*Objective*.
For each line in the data below that holds "Land", return a copy.

[Records from a dataset]
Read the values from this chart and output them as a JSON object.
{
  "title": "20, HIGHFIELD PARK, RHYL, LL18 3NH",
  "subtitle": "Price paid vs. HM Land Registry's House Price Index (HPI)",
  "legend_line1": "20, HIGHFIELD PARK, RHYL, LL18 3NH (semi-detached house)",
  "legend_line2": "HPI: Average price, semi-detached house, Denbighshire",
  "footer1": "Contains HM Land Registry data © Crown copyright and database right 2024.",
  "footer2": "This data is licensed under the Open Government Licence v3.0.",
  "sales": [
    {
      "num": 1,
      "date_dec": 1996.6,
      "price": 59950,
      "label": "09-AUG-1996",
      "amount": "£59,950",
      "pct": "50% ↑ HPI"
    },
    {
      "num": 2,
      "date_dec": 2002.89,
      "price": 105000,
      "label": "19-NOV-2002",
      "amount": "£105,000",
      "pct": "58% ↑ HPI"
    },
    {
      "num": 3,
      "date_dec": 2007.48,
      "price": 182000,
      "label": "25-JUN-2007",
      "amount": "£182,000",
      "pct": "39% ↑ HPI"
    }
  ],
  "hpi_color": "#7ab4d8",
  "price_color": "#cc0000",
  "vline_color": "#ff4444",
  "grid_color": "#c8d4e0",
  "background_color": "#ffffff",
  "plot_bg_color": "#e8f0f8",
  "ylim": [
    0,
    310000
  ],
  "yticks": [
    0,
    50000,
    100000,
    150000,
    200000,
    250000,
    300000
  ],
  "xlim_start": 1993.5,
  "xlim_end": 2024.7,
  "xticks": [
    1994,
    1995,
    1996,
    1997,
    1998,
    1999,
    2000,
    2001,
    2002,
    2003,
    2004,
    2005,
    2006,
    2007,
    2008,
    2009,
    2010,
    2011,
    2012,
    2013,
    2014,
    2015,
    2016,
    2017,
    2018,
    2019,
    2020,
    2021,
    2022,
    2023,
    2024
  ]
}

*Reply to the task*.
  "subtitle": "Price paid vs. HM Land Registry's House Price Index (HPI)",
  "footer1": "Contains HM Land Registry data © Crown copyright and database right 2024.",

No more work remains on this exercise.